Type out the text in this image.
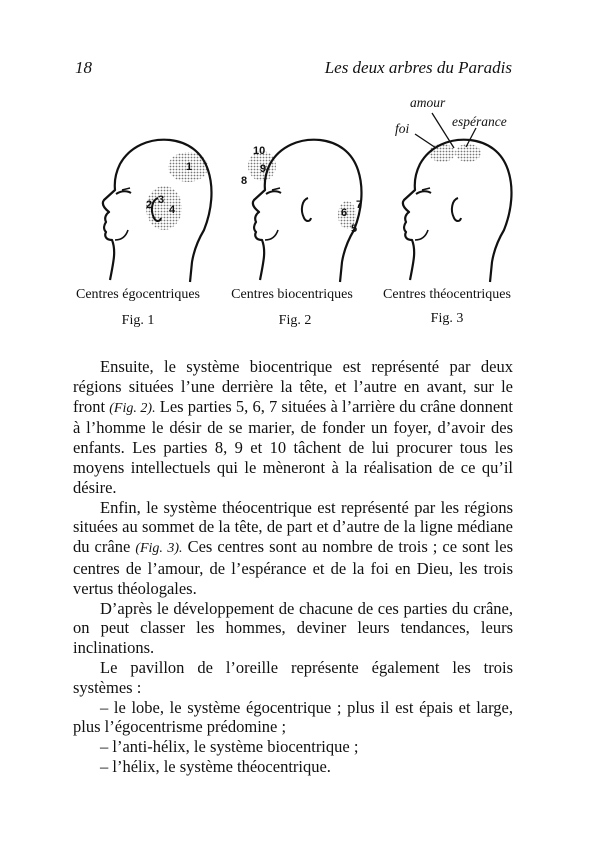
18	Les deux arbres du Paradis
1
2 3
4
10
8
9
6
7
5
amour
foi	espérance
Centres égocentriques
Fig. 1
Centres biocentriques
Fig. 2
Centres théocentriques
Fig. 3

Ensuite, le système biocentrique est représenté par deux régions situées l’une derrière la tête, et l’autre en avant, sur le front (Fig. 2). Les parties 5, 6, 7 situées à l’arrière du crâne donnent à l’homme le désir de se marier, de fonder un foyer, d’avoir des enfants. Les parties 8, 9 et 10 tâchent de lui procurer tous les moyens intellectuels qui le mèneront à la réalisation de ce qu’il désire.

Enfin, le système théocentrique est représenté par les régions situées au sommet de la tête, de part et d’autre de la ligne médiane du crâne (Fig. 3). Ces centres sont au nombre de trois ; ce sont les centres de l’amour, de l’espérance et de la foi en Dieu, les trois vertus théologales.

D’après le développement de chacune de ces parties du crâne, on peut classer les hommes, deviner leurs tendances, leurs inclinations.

Le pavillon de l’oreille représente également les trois systèmes :

– le lobe, le système égocentrique ; plus il est épais et large, plus l’égocentrisme prédomine ;

– l’anti-hélix, le système biocentrique ;

– l’hélix, le système théocentrique.
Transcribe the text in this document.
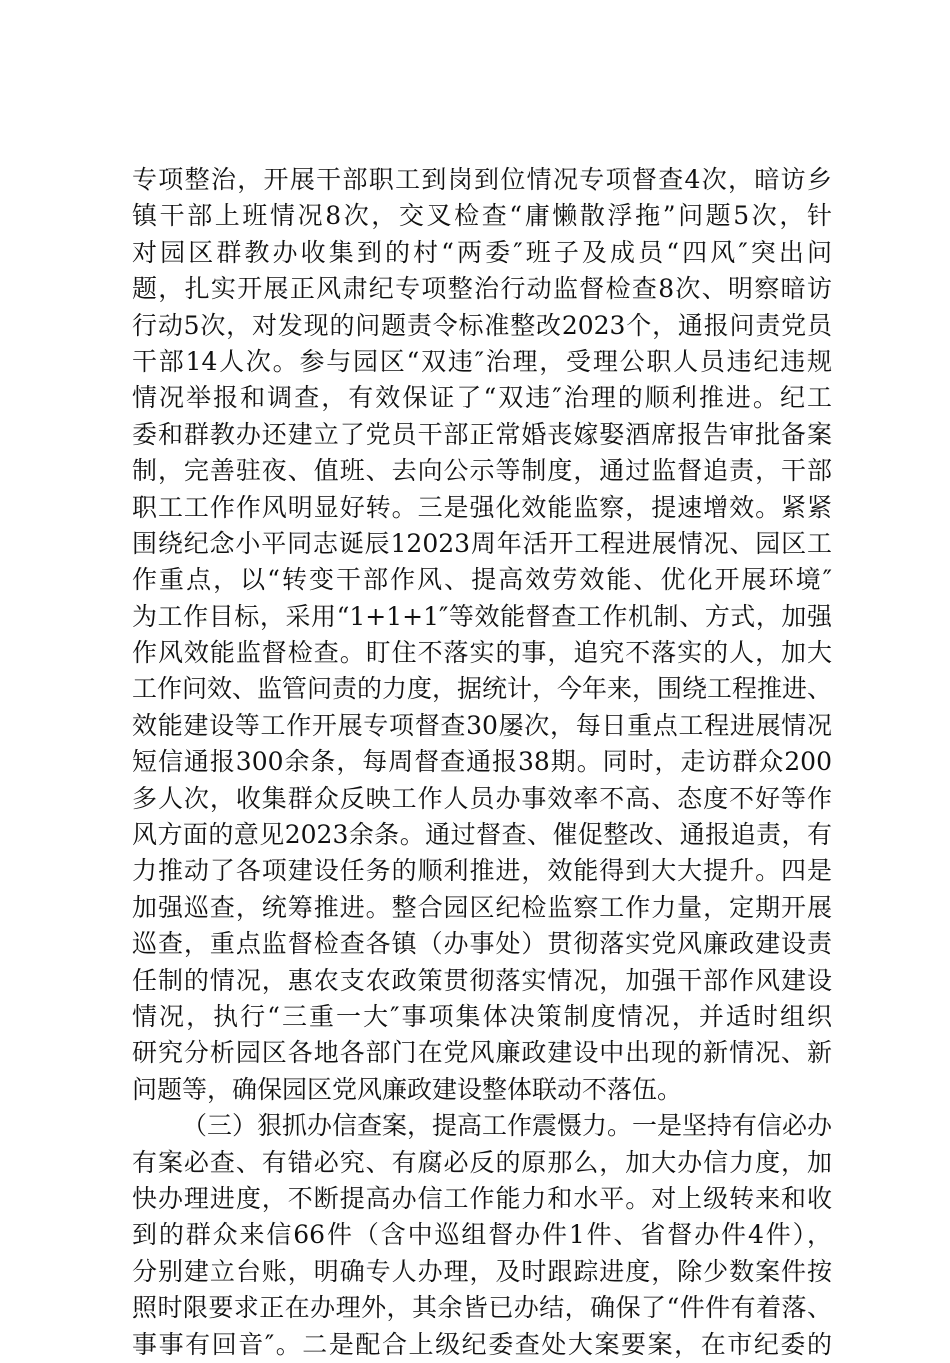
专项整治，开展干部职工到岗到位情况专项督查4次，暗访乡
镇干部上班情况8次，交叉检查“庸懒散浮拖”问题5次，针
对园区群教办收集到的村“两委″班子及成员“四风″突出问
题，扎实开展正风肃纪专项整治行动监督检查8次、明察暗访
行动5次，对发现的问题责令标准整改2023个，通报问责党员
干部14人次。参与园区“双违″治理，受理公职人员违纪违规
情况举报和调查，有效保证了“双违″治理的顺利推进。纪工
委和群教办还建立了党员干部正常婚丧嫁娶酒席报告审批备案
制，完善驻夜、值班、去向公示等制度，通过监督追责，干部
职工工作作风明显好转。三是强化效能监察，提速增效。紧紧
围绕纪念小平同志诞辰12023周年活开工程进展情况、园区工
作重点，以“转变干部作风、提高效劳效能、优化开展环境″
为工作目标，采用“1+1+1″等效能督查工作机制、方式，加强
作风效能监督检查。盯住不落实的事，追究不落实的人，加大
工作问效、监管问责的力度，据统计，今年来，围绕工程推进、
效能建设等工作开展专项督查30屡次，每日重点工程进展情况
短信通报300余条，每周督查通报38期。同时，走访群众200
多人次，收集群众反映工作人员办事效率不高、态度不好等作
风方面的意见2023余条。通过督查、催促整改、通报追责，有
力推动了各项建设任务的顺利推进，效能得到大大提升。四是
加强巡查，统筹推进。整合园区纪检监察工作力量，定期开展
巡查，重点监督检查各镇（办事处）贯彻落实党风廉政建设责
任制的情况，惠农支农政策贯彻落实情况，加强干部作风建设
情况，执行“三重一大″事项集体决策制度情况，并适时组织
研究分析园区各地各部门在党风廉政建设中出现的新情况、新
问题等，确保园区党风廉政建设整体联动不落伍。
（三）狠抓办信查案，提高工作震慑力。一是坚持有信必办
有案必查、有错必究、有腐必反的原那么，加大办信力度，加
快办理进度，不断提高办信工作能力和水平。对上级转来和收
到的群众来信66件（含中巡组督办件1件、省督办件4件），
分别建立台账，明确专人办理，及时跟踪进度，除少数案件按
照时限要求正在办理外，其余皆已办结，确保了“件件有着落、
事事有回音″。二是配合上级纪委查处大案要案，在市纪委的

━━━━

= Do this =
Write out the full set of lines verbatim, without the pictures.

= Worked solution =
Type out the text in this image.
18	Les deux arbres du Paradis
1
2 3
4
10
8
9
6
7
5
amour
foi	espérance
Centres égocentriques
Fig. 1
Centres biocentriques
Fig. 2
Centres théocentriques
Fig. 3

Ensuite, le système biocentrique est représenté par deux régions situées l’une derrière la tête, et l’autre en avant, sur le front (Fig. 2). Les parties 5, 6, 7 situées à l’arrière du crâne donnent à l’homme le désir de se marier, de fonder un foyer, d’avoir des enfants. Les parties 8, 9 et 10 tâchent de lui procurer tous les moyens intellectuels qui le mèneront à la réalisation de ce qu’il désire.

Enfin, le système théocentrique est représenté par les régions situées au sommet de la tête, de part et d’autre de la ligne médiane du crâne (Fig. 3). Ces centres sont au nombre de trois ; ce sont les centres de l’amour, de l’espérance et de la foi en Dieu, les trois vertus théologales.

D’après le développement de chacune de ces parties du crâne, on peut classer les hommes, deviner leurs tendances, leurs inclinations.

Le pavillon de l’oreille représente également les trois systèmes :

– le lobe, le système égocentrique ; plus il est épais et large, plus l’égocentrisme prédomine ;

– l’anti-hélix, le système biocentrique ;

– l’hélix, le système théocentrique.
Transcribe the text in this document.
专项整治，开展干部职工到岗到位情况专项督查4次，暗访乡
镇干部上班情况8次，交叉检查“庸懒散浮拖”问题5次，针
对园区群教办收集到的村“两委″班子及成员“四风″突出问
题，扎实开展正风肃纪专项整治行动监督检查8次、明察暗访
行动5次，对发现的问题责令标准整改2023个，通报问责党员
干部14人次。参与园区“双违″治理，受理公职人员违纪违规
情况举报和调查，有效保证了“双违″治理的顺利推进。纪工
委和群教办还建立了党员干部正常婚丧嫁娶酒席报告审批备案
制，完善驻夜、值班、去向公示等制度，通过监督追责，干部
职工工作作风明显好转。三是强化效能监察，提速增效。紧紧
围绕纪念小平同志诞辰12023周年活开工程进展情况、园区工
作重点，以“转变干部作风、提高效劳效能、优化开展环境″
为工作目标，采用“1+1+1″等效能督查工作机制、方式，加强
作风效能监督检查。盯住不落实的事，追究不落实的人，加大
工作问效、监管问责的力度，据统计，今年来，围绕工程推进、
效能建设等工作开展专项督查30屡次，每日重点工程进展情况
短信通报300余条，每周督查通报38期。同时，走访群众200
多人次，收集群众反映工作人员办事效率不高、态度不好等作
风方面的意见2023余条。通过督查、催促整改、通报追责，有
力推动了各项建设任务的顺利推进，效能得到大大提升。四是
加强巡查，统筹推进。整合园区纪检监察工作力量，定期开展
巡查，重点监督检查各镇（办事处）贯彻落实党风廉政建设责
任制的情况，惠农支农政策贯彻落实情况，加强干部作风建设
情况，执行“三重一大″事项集体决策制度情况，并适时组织
研究分析园区各地各部门在党风廉政建设中出现的新情况、新
问题等，确保园区党风廉政建设整体联动不落伍。
（三）狠抓办信查案，提高工作震慑力。一是坚持有信必办
有案必查、有错必究、有腐必反的原那么，加大办信力度，加
快办理进度，不断提高办信工作能力和水平。对上级转来和收
到的群众来信66件（含中巡组督办件1件、省督办件4件），
分别建立台账，明确专人办理，及时跟踪进度，除少数案件按
照时限要求正在办理外，其余皆已办结，确保了“件件有着落、
事事有回音″。二是配合上级纪委查处大案要案，在市纪委的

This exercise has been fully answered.